| TASK DESCRIPTION |
Pictures in the records should not be copied, but every other part must be repeated exactly.

| RAW DATA |
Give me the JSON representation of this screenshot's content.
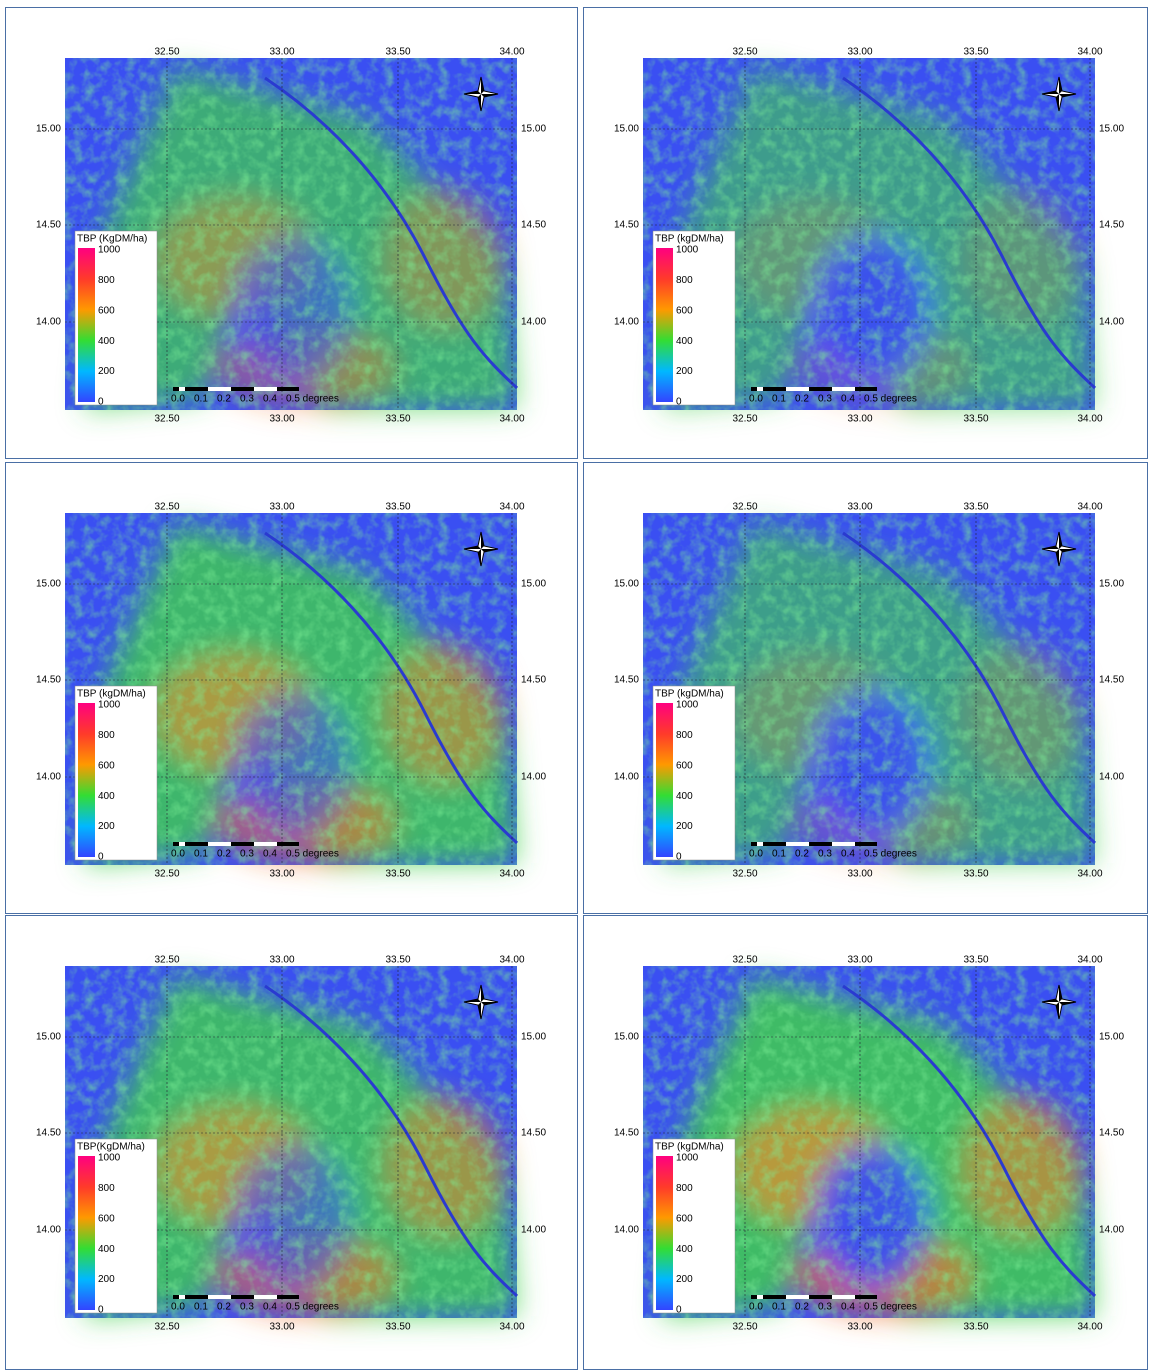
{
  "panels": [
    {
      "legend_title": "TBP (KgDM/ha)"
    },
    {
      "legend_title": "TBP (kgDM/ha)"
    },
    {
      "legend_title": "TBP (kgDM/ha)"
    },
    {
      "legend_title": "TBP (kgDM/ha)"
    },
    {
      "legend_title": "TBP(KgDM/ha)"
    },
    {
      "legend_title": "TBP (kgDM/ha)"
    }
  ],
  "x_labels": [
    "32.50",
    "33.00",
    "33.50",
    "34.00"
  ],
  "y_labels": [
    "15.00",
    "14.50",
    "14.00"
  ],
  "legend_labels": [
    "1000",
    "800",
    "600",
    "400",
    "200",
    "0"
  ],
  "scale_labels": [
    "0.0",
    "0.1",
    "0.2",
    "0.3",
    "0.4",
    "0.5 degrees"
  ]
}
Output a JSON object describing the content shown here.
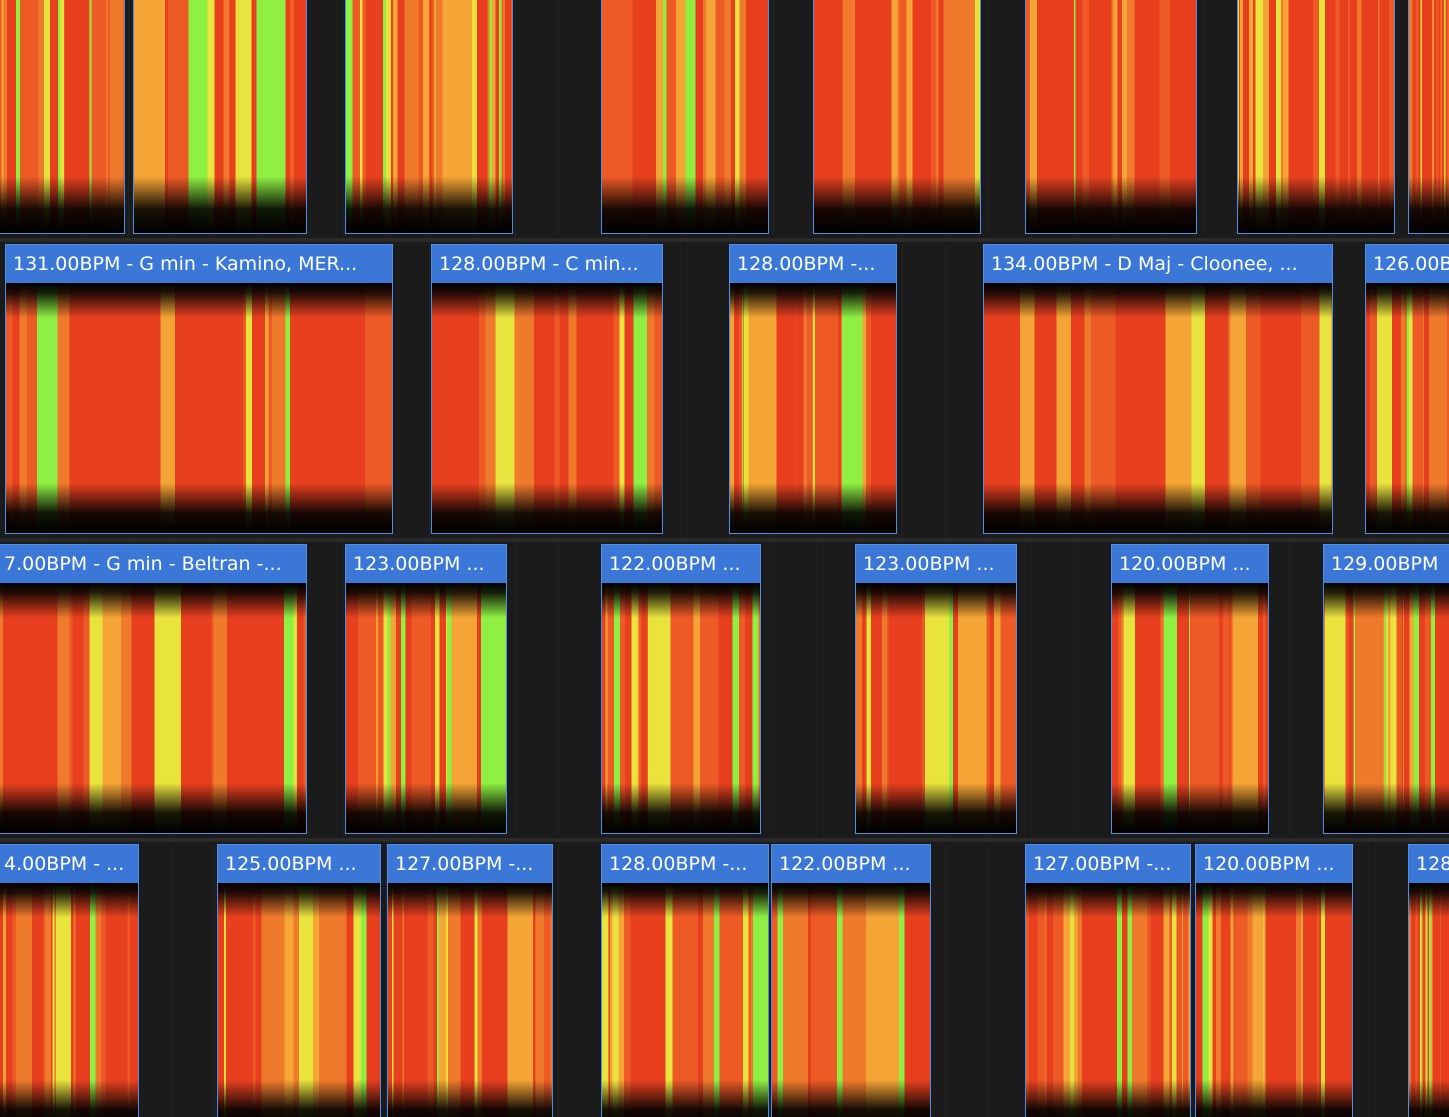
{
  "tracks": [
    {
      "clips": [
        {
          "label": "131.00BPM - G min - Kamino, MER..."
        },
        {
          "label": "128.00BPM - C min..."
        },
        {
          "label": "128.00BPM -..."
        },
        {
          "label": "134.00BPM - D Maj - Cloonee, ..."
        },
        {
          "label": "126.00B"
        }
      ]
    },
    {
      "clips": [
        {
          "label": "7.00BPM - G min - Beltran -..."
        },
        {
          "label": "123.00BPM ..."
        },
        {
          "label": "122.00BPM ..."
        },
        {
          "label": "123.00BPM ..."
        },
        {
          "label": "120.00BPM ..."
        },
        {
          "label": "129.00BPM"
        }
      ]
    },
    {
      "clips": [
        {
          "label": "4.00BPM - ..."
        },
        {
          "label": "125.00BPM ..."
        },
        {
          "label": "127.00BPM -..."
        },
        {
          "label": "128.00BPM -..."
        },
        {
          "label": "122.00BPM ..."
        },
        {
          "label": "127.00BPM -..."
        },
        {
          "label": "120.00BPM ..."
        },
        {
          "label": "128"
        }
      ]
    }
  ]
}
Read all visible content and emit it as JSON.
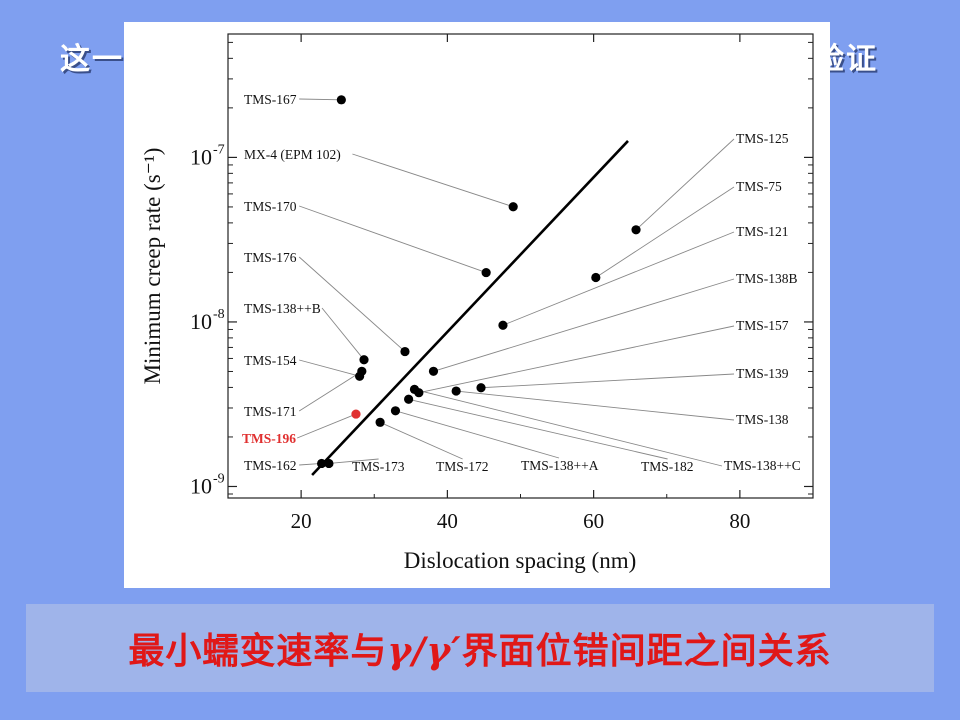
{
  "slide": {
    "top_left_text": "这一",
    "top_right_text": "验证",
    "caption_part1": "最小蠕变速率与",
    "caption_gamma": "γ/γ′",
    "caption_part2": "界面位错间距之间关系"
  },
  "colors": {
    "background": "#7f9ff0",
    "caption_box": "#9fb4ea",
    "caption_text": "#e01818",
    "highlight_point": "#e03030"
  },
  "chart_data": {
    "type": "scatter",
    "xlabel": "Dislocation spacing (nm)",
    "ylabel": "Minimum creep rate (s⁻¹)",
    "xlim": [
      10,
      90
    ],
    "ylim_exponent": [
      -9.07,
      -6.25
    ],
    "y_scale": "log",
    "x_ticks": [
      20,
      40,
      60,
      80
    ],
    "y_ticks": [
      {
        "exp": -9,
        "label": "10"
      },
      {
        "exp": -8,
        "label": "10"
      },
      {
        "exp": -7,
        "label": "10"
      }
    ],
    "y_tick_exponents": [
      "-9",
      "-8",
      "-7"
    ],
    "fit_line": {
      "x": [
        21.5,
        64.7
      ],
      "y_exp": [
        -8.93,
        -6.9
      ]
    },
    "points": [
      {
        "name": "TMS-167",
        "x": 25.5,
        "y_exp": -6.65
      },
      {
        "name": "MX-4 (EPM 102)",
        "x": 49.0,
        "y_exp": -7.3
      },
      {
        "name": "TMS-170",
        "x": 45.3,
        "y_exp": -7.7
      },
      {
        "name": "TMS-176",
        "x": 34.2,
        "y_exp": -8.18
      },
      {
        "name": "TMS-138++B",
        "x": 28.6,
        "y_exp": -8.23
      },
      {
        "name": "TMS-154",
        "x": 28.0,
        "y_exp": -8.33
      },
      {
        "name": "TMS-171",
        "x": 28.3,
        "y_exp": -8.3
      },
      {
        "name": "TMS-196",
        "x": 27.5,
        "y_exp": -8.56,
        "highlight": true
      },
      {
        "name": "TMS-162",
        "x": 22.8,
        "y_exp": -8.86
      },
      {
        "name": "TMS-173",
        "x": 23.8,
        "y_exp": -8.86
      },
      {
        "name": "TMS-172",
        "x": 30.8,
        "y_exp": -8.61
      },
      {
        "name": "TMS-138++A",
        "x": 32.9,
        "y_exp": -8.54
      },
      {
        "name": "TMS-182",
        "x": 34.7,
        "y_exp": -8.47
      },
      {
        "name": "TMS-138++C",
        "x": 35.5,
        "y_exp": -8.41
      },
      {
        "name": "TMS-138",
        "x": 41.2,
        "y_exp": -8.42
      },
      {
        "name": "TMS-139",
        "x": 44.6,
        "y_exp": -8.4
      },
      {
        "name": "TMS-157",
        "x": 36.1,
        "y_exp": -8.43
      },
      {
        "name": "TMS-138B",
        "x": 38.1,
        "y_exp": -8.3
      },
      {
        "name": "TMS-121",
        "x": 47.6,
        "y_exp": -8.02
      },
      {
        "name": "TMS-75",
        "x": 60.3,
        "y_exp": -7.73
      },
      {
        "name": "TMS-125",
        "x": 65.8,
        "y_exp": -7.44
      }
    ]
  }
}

| EXPECTED OUTPUT |
Give me the JSON representation of this screenshot's content.
{
  "panels": [
    {
      "legend_title": "TBP (KgDM/ha)"
    },
    {
      "legend_title": "TBP (kgDM/ha)"
    },
    {
      "legend_title": "TBP (kgDM/ha)"
    },
    {
      "legend_title": "TBP (kgDM/ha)"
    },
    {
      "legend_title": "TBP(KgDM/ha)"
    },
    {
      "legend_title": "TBP (kgDM/ha)"
    }
  ],
  "x_labels": [
    "32.50",
    "33.00",
    "33.50",
    "34.00"
  ],
  "y_labels": [
    "15.00",
    "14.50",
    "14.00"
  ],
  "legend_labels": [
    "1000",
    "800",
    "600",
    "400",
    "200",
    "0"
  ],
  "scale_labels": [
    "0.0",
    "0.1",
    "0.2",
    "0.3",
    "0.4",
    "0.5 degrees"
  ]
}
Output a JSON object describing the content shown here.
{
  "tracks": [
    {
      "clips": [
        {
          "label": "131.00BPM - G min - Kamino, MER..."
        },
        {
          "label": "128.00BPM - C min..."
        },
        {
          "label": "128.00BPM -..."
        },
        {
          "label": "134.00BPM - D Maj - Cloonee, ..."
        },
        {
          "label": "126.00B"
        }
      ]
    },
    {
      "clips": [
        {
          "label": "7.00BPM - G min - Beltran -..."
        },
        {
          "label": "123.00BPM ..."
        },
        {
          "label": "122.00BPM ..."
        },
        {
          "label": "123.00BPM ..."
        },
        {
          "label": "120.00BPM ..."
        },
        {
          "label": "129.00BPM"
        }
      ]
    },
    {
      "clips": [
        {
          "label": "4.00BPM - ..."
        },
        {
          "label": "125.00BPM ..."
        },
        {
          "label": "127.00BPM -..."
        },
        {
          "label": "128.00BPM -..."
        },
        {
          "label": "122.00BPM ..."
        },
        {
          "label": "127.00BPM -..."
        },
        {
          "label": "120.00BPM ..."
        },
        {
          "label": "128"
        }
      ]
    }
  ]
}
Read all visible content and emit it as JSON.
{
  "slide": {
    "top_left_text": "这一",
    "top_right_text": "验证",
    "caption_part1": "最小蠕变速率与",
    "caption_gamma": "γ/γ′",
    "caption_part2": "界面位错间距之间关系"
  },
  "colors": {
    "background": "#7f9ff0",
    "caption_box": "#9fb4ea",
    "caption_text": "#e01818",
    "highlight_point": "#e03030"
  },
  "chart_data": {
    "type": "scatter",
    "xlabel": "Dislocation spacing (nm)",
    "ylabel": "Minimum creep rate (s⁻¹)",
    "xlim": [
      10,
      90
    ],
    "ylim_exponent": [
      -9.07,
      -6.25
    ],
    "y_scale": "log",
    "x_ticks": [
      20,
      40,
      60,
      80
    ],
    "y_ticks": [
      {
        "exp": -9,
        "label": "10"
      },
      {
        "exp": -8,
        "label": "10"
      },
      {
        "exp": -7,
        "label": "10"
      }
    ],
    "y_tick_exponents": [
      "-9",
      "-8",
      "-7"
    ],
    "fit_line": {
      "x": [
        21.5,
        64.7
      ],
      "y_exp": [
        -8.93,
        -6.9
      ]
    },
    "points": [
      {
        "name": "TMS-167",
        "x": 25.5,
        "y_exp": -6.65
      },
      {
        "name": "MX-4 (EPM 102)",
        "x": 49.0,
        "y_exp": -7.3
      },
      {
        "name": "TMS-170",
        "x": 45.3,
        "y_exp": -7.7
      },
      {
        "name": "TMS-176",
        "x": 34.2,
        "y_exp": -8.18
      },
      {
        "name": "TMS-138++B",
        "x": 28.6,
        "y_exp": -8.23
      },
      {
        "name": "TMS-154",
        "x": 28.0,
        "y_exp": -8.33
      },
      {
        "name": "TMS-171",
        "x": 28.3,
        "y_exp": -8.3
      },
      {
        "name": "TMS-196",
        "x": 27.5,
        "y_exp": -8.56,
        "highlight": true
      },
      {
        "name": "TMS-162",
        "x": 22.8,
        "y_exp": -8.86
      },
      {
        "name": "TMS-173",
        "x": 23.8,
        "y_exp": -8.86
      },
      {
        "name": "TMS-172",
        "x": 30.8,
        "y_exp": -8.61
      },
      {
        "name": "TMS-138++A",
        "x": 32.9,
        "y_exp": -8.54
      },
      {
        "name": "TMS-182",
        "x": 34.7,
        "y_exp": -8.47
      },
      {
        "name": "TMS-138++C",
        "x": 35.5,
        "y_exp": -8.41
      },
      {
        "name": "TMS-138",
        "x": 41.2,
        "y_exp": -8.42
      },
      {
        "name": "TMS-139",
        "x": 44.6,
        "y_exp": -8.4
      },
      {
        "name": "TMS-157",
        "x": 36.1,
        "y_exp": -8.43
      },
      {
        "name": "TMS-138B",
        "x": 38.1,
        "y_exp": -8.3
      },
      {
        "name": "TMS-121",
        "x": 47.6,
        "y_exp": -8.02
      },
      {
        "name": "TMS-75",
        "x": 60.3,
        "y_exp": -7.73
      },
      {
        "name": "TMS-125",
        "x": 65.8,
        "y_exp": -7.44
      }
    ]
  }
}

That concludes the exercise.